Records for the exercise:
⟨
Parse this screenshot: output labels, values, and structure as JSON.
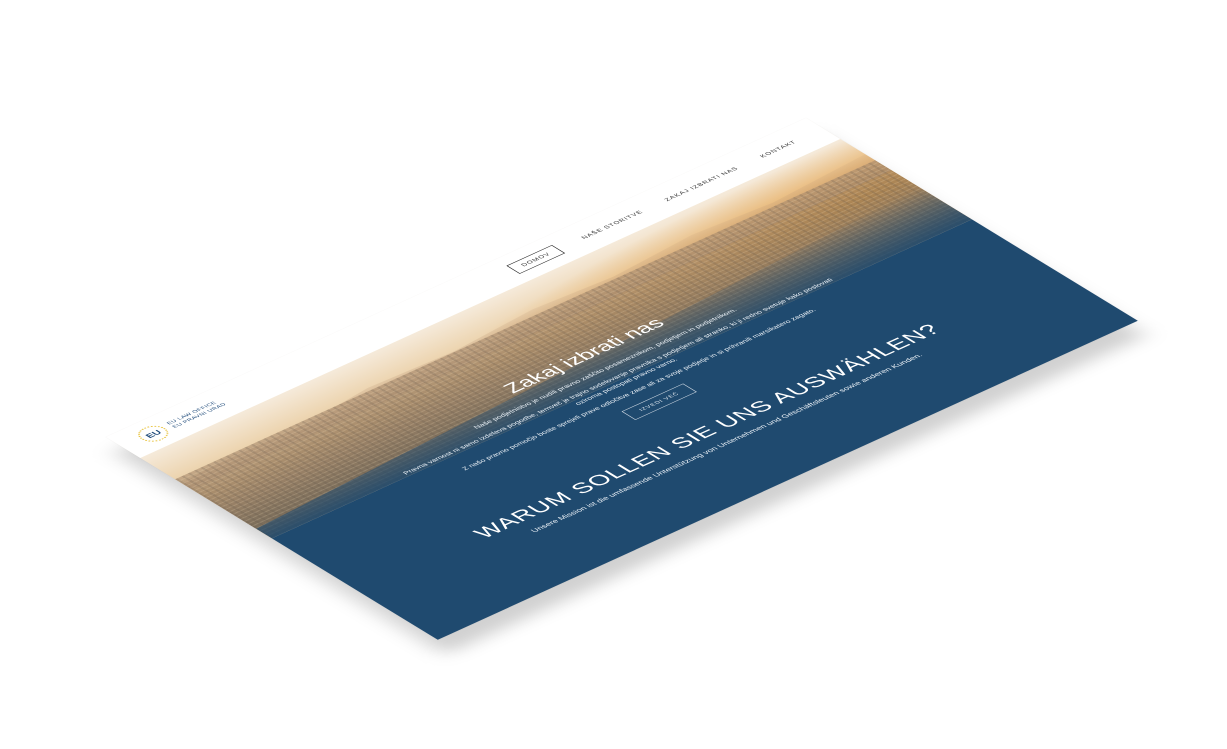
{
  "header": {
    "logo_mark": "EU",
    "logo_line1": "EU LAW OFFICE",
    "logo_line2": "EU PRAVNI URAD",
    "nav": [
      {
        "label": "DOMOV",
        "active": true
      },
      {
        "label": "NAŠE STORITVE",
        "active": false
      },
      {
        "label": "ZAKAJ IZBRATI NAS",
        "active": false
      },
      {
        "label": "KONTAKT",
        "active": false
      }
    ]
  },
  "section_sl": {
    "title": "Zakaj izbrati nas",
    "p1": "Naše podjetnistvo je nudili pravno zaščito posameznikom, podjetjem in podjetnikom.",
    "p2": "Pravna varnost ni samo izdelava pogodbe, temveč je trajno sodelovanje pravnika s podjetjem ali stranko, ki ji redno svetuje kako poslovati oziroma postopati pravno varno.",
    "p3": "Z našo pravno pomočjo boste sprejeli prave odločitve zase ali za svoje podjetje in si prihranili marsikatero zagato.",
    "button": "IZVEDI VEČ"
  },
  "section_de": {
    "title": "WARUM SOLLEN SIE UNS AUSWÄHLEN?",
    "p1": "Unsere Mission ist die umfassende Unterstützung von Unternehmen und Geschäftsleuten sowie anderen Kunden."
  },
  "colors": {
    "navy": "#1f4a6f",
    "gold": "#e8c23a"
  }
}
⟩
Stated exercise:
Copy each line of the records precisely and drop any images they hold.

Response to the task:
Parse this screenshot: output labels, values, and structure as JSON.
{
  "header": {
    "logo_mark": "EU",
    "logo_line1": "EU LAW OFFICE",
    "logo_line2": "EU PRAVNI URAD",
    "nav": [
      {
        "label": "DOMOV",
        "active": true
      },
      {
        "label": "NAŠE STORITVE",
        "active": false
      },
      {
        "label": "ZAKAJ IZBRATI NAS",
        "active": false
      },
      {
        "label": "KONTAKT",
        "active": false
      }
    ]
  },
  "section_sl": {
    "title": "Zakaj izbrati nas",
    "p1": "Naše podjetnistvo je nudili pravno zaščito posameznikom, podjetjem in podjetnikom.",
    "p2": "Pravna varnost ni samo izdelava pogodbe, temveč je trajno sodelovanje pravnika s podjetjem ali stranko, ki ji redno svetuje kako poslovati oziroma postopati pravno varno.",
    "p3": "Z našo pravno pomočjo boste sprejeli prave odločitve zase ali za svoje podjetje in si prihranili marsikatero zagato.",
    "button": "IZVEDI VEČ"
  },
  "section_de": {
    "title": "WARUM SOLLEN SIE UNS AUSWÄHLEN?",
    "p1": "Unsere Mission ist die umfassende Unterstützung von Unternehmen und Geschäftsleuten sowie anderen Kunden."
  },
  "colors": {
    "navy": "#1f4a6f",
    "gold": "#e8c23a"
  }
}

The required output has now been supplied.